As for Apple or Microsoft having trouble down the road, doubtful for a very long while. The Surface could be a complete failure and Windows will still be the dominant operating system on desktops world wide and they will continue to make money, just as Apple will in the tablet/smart phone space for years to come.
posted by juiceCake at 12:11 PM on December 6, 2012


Apple has not answer to Active Directory

WHAT THE FUCKING FUCK!

Um, yes they do, and it's called Open Directory, and it's based on LDAP, just like AD, which is why the Mac OS has been able to integrate with AD since 10.2. No, it doesn't have every nitty gritty level of lock down that AD has, but it is based upon the existing LDAP standards for directory management.

Holy shit, are people so seriously so clued out of computers that they've never even done the basic research into what Apple actually offers?

Now I'm sure people are going to tell me that they've used Mac OS X Server and it didn't work with some cross-platform something or they couldn't manage 10,000 users with it as easily as they could with AD. This is stupid. Any *nix admin worth their salt would look at Open Directory, go "ok, cool" and be done with it. GAH.


Sorry. This just boogles me as to how this technology has been around for nearly a decade and it's constantly overlooked and denegrated because people won't take the time to even look at it. It's there, it works, and when you say that Apple doesn't do something, you better damn sure be able to prove to me that it doesn't, because I've been doing it for 10 years now.
posted by daq at 12:12 PM on December 6, 2012 [2 favorites]


WHAT THE FUCKING FUCK!

(Page layout parsing data)
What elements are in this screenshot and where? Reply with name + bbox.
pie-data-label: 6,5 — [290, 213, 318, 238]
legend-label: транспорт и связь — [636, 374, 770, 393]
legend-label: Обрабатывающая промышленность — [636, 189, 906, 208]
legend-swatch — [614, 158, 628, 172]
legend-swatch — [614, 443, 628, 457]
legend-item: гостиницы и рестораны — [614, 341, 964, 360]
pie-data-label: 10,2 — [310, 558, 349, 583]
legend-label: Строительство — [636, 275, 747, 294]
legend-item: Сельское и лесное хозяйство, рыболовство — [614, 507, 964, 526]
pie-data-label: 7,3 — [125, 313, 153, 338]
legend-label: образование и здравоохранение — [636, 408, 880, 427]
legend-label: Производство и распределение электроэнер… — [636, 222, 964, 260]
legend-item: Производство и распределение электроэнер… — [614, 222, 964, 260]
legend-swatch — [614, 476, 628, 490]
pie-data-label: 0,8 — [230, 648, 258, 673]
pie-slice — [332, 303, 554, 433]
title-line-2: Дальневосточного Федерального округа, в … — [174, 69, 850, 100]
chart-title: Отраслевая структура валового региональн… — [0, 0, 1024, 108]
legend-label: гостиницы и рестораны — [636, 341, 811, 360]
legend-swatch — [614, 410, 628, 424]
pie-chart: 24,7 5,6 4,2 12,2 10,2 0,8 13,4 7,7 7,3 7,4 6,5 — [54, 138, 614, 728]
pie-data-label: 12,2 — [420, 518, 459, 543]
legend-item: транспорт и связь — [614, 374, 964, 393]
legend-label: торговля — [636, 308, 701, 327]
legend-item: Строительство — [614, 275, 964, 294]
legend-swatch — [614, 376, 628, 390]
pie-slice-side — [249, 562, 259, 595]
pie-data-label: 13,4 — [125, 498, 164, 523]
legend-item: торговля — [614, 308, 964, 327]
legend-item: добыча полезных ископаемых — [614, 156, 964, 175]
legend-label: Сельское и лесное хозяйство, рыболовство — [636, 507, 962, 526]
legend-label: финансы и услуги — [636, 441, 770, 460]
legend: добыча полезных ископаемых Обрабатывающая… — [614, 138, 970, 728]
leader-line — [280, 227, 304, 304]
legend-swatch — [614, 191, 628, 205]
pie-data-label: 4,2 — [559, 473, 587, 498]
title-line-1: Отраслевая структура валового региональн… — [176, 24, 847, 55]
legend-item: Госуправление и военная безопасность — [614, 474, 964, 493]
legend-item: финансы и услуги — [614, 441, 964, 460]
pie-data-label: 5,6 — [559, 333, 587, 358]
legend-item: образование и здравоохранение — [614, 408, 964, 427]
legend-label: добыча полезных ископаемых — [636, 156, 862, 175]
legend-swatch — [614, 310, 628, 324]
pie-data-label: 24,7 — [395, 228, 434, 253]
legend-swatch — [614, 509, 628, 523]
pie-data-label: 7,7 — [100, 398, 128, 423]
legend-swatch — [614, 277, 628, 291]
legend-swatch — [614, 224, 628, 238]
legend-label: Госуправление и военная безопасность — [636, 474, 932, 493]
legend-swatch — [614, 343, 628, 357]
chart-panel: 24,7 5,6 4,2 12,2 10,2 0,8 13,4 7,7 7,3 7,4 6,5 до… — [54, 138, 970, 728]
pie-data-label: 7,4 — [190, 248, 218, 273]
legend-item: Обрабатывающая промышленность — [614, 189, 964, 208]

• **Parts of the exercise**:
A – Retype a passage from the forum comments, starting with "Apple has not" and going on through "with it. GAH.".
B – Answer these questions from the forum comments:
(i) At what time and on what date did juiceCake post?
(ii) What name does daq give Apple's counterpart to Active Directory?
(iii) According to daq, since which Mac OS version has the Mac OS been able to integrate with AD?
C – List every directory service or directory standard named in the forum comments.
The items are separate material, apart from the forum comments.

• **Activity answers**:
A –
Apple has not answer to Active Directory

WHAT THE FUCKING FUCK!

Um, yes they do, and it's called Open Directory, and it's based on LDAP, just like AD, which is why the Mac OS has been able to integrate with AD since 10.2. No, it doesn't have every nitty gritty level of lock down that AD has, but it is based upon the existing LDAP standards for directory management.

Holy shit, are people so seriously so clued out of computers that they've never even done the basic research into what Apple actually offers?

Now I'm sure people are going to tell me that they've used Mac OS X Server and it didn't work with some cross-platform something or they couldn't manage 10,000 users with it as easily as they could with AD. This is stupid. Any *nix admin worth their salt would look at Open Directory, go "ok, cool" and be done with it. GAH.

B –
(i) 12:11 PM on December 6, 2012
(ii) Open Directory
(iii) 10.2

C –
Active Directory (AD)
Open Directory
LDAP